===== Selected passage

With less than a month to go until the official launch of Windows 8, consumers don’t appear to be jumping on the Metro… oops, Modern bandwagon with as much enthusiasm as they had making the switch from Vista to Windows 7.
Only 0.33 percent — or 33 out of every 10,000 PCs — currently run a Preview version or RTM trial of Windows 8, Computerworld reports, citing statistics from metrics firm Net Applications. At the same point to the release of Windows 7, 1.64 percent of all Windows PCs were running the upcoming operating system. That’s a full five times more than Windows 8 adoptees — and the gap between early Windows 7 adoption and early Windows 8 adoption is actually increasing as October 26th draws closer.
Windows 8’s current adoption number stand at the same percentage Windows 7 held six months before that operating systems launch. At that point, the Windows 7 Release Candidate wasn’t even available yet and the final RTM version was a far-off milestone.

==========
===== Material provided

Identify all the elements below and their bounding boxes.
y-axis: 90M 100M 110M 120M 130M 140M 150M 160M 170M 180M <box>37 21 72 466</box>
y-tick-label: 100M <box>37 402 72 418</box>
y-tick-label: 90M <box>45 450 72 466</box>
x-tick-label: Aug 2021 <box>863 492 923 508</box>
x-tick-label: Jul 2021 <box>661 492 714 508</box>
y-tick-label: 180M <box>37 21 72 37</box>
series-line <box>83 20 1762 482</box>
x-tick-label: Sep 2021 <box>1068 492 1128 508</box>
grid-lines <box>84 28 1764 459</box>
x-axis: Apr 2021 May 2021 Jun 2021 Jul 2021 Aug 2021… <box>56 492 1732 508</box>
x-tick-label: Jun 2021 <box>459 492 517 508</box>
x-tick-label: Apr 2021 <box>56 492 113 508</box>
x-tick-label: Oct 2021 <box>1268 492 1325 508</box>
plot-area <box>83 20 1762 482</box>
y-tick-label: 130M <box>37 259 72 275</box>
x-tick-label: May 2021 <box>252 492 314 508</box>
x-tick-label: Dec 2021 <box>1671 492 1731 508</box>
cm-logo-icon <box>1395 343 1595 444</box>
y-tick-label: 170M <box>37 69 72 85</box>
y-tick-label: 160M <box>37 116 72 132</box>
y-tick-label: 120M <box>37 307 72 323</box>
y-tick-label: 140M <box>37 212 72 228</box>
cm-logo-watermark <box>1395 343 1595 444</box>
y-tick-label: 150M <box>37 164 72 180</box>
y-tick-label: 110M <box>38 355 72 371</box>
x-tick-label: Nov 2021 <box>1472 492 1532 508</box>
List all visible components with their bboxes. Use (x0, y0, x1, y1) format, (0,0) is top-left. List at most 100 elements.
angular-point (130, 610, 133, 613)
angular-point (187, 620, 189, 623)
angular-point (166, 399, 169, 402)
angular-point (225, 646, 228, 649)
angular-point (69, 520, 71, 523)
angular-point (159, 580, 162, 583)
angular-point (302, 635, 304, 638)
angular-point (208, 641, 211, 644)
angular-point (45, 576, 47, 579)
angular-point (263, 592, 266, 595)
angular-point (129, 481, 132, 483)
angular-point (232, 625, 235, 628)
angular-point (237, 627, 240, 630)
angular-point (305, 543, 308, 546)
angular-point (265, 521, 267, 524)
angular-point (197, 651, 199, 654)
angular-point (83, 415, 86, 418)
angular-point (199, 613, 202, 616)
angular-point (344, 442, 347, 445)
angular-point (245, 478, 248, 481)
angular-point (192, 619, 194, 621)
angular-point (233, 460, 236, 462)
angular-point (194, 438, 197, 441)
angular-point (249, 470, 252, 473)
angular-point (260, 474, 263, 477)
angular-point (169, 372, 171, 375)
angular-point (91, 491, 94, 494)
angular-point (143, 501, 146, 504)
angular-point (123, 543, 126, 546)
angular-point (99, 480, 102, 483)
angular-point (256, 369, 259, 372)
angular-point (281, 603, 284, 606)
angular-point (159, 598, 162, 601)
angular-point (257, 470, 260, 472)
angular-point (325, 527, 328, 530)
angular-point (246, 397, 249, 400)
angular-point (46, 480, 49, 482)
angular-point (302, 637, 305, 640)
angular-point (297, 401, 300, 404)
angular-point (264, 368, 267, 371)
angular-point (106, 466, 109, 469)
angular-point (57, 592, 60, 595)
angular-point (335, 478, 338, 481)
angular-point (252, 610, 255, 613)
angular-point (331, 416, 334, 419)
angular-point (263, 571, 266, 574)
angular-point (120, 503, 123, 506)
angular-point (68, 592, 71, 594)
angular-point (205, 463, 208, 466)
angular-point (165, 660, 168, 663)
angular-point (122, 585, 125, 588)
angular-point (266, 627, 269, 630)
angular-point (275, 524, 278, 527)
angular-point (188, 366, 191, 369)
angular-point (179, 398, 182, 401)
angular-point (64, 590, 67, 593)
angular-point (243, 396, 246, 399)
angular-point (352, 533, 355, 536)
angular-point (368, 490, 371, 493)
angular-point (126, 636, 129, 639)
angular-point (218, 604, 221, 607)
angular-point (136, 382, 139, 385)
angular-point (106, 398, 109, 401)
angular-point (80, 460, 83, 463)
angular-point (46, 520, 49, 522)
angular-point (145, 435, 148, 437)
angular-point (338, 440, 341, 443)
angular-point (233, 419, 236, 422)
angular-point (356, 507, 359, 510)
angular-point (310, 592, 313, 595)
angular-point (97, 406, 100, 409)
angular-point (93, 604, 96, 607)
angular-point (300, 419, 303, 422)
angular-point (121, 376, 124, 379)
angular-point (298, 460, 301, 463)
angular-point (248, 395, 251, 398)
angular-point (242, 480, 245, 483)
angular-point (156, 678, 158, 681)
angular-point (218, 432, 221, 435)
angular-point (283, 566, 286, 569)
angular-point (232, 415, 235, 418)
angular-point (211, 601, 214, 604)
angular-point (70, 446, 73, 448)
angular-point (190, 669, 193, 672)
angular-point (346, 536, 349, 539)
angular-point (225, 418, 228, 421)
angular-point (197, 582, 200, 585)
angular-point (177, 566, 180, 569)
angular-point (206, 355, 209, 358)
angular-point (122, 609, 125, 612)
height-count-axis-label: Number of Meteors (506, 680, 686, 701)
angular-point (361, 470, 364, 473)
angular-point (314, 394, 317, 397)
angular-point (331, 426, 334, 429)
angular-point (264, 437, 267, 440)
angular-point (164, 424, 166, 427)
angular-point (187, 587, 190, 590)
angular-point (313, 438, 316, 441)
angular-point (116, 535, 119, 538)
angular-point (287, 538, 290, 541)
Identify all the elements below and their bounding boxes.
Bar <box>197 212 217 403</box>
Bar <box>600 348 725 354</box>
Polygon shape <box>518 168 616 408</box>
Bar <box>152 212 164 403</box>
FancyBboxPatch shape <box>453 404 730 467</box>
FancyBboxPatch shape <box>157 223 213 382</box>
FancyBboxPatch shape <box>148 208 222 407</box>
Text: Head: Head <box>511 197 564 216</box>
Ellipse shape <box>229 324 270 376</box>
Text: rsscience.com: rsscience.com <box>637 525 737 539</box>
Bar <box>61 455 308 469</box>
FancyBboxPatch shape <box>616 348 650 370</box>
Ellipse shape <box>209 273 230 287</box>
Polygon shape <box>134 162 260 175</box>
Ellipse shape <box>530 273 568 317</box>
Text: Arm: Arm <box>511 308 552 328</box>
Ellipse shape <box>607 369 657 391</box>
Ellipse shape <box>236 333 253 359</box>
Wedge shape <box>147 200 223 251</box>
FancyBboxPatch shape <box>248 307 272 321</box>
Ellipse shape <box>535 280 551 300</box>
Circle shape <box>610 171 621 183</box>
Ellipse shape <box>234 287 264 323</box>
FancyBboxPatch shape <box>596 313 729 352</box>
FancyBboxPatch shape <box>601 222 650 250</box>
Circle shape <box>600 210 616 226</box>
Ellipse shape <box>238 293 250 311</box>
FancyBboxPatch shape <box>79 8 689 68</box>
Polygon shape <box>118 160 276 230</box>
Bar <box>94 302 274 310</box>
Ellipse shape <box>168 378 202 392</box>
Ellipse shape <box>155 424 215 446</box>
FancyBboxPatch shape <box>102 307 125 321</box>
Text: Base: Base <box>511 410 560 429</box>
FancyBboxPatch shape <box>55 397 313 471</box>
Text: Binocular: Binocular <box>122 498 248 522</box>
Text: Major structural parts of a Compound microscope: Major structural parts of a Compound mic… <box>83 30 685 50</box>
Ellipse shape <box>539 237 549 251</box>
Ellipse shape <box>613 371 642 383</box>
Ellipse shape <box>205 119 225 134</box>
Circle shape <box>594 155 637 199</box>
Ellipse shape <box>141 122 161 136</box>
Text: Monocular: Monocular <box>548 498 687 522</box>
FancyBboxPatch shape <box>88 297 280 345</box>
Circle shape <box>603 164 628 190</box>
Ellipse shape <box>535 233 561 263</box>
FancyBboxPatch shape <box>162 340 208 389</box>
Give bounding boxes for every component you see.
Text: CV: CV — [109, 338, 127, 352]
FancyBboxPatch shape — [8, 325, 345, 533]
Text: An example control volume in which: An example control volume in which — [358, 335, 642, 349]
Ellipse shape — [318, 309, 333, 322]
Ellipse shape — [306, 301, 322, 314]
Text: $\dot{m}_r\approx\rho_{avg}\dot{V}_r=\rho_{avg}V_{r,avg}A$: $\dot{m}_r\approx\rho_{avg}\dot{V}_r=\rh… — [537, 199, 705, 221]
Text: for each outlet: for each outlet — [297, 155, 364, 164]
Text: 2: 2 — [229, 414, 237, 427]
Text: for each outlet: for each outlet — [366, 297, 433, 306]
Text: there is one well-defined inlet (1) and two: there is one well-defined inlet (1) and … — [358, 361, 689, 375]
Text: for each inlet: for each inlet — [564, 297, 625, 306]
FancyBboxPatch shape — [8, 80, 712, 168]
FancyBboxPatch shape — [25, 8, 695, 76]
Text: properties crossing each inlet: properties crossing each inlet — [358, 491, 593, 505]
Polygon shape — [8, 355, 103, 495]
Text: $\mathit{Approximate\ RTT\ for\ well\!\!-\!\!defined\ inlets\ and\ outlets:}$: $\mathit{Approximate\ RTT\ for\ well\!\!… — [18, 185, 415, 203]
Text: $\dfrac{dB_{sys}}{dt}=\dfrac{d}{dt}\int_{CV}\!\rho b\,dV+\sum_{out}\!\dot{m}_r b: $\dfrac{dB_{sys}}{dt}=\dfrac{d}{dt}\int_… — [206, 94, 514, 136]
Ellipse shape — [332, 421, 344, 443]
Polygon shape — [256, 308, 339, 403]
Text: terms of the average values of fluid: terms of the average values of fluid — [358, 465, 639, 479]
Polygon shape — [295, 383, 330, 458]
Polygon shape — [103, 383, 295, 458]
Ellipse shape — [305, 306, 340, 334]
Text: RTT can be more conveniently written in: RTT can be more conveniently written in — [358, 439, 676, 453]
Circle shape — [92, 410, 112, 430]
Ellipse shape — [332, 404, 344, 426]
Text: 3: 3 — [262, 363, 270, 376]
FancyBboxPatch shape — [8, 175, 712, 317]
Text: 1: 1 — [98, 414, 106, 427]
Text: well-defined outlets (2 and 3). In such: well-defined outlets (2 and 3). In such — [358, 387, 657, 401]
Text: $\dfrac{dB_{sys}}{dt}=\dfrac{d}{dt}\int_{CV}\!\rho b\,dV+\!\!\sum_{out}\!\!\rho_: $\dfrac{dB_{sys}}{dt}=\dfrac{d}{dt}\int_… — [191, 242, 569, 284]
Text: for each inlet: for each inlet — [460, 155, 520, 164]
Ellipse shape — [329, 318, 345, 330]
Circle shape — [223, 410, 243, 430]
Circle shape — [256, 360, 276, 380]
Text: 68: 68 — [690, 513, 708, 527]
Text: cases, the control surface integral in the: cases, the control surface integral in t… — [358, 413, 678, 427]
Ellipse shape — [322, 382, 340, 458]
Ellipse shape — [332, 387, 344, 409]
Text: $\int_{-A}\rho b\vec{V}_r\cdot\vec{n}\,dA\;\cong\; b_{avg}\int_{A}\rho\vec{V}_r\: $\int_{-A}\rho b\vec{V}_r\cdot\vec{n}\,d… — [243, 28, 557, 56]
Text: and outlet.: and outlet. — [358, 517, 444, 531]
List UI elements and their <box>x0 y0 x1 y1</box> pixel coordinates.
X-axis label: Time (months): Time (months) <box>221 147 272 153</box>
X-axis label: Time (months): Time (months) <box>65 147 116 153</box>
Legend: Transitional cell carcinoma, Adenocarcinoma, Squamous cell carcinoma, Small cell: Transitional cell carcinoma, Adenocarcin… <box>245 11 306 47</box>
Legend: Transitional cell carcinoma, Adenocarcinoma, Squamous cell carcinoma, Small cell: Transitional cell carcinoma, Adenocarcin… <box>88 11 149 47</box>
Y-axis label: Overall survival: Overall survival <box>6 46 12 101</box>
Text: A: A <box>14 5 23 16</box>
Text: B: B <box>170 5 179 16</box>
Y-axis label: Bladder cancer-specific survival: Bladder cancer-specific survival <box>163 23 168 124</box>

==========

Work instructions:
A. For each statement, say yes or no according to the article on Windows 8 adoption, and quote the words that decide it: (i) the figures come from Net Applications; (ii) the gap between early Windows 7 and early Windows 8 adoption is narrowing; (iii) the Windows 7 Release Candidate was available six months before Windows 7 launched.
B. Name every version of Windows that the article on Windows 8 adoption mentions.
C. Extend the article on Windows 8 adoption, starting after its final sentence.
The lines above are separate material and have no connection to the article on Windows 8 adoption.

Answers for this exercise:
A.
(i) Yes: "citing statistics from metrics firm Net Applications"
(ii) No: "the gap between early Windows 7 adoption and early Windows 8 adoption is actually increasing as October 26th draws closer"
(iii) No: "the Windows 7 Release Candidate wasn’t even available yet"

B. Windows 8, Vista, Windows 7

C.
Microsoft hopes to stimulate sales of the new operating system with an aggressive pricing structure out of the gate for early buyers, highlighted by a Windows 8 Pro upgrade that costs just $40 for current Windows users.
Simple customer satisfaction may be part of the reason for consumer hesitation; Windows 7 was the follow up to the widely panned Windows Vista. Many people consider Windows 7 to be the best version of Windows ever released, while early reaction to Windows 8’s tiled, touch-focused interface has been decidedly mixed, with one expert going so far as to call the Modern/Desktop switching “a cognitive burden.”
The new UI is sure to be a stumbling point for adoption rates. The question is whether the mass mainstream market will be willing take the time to get used to a completely new design.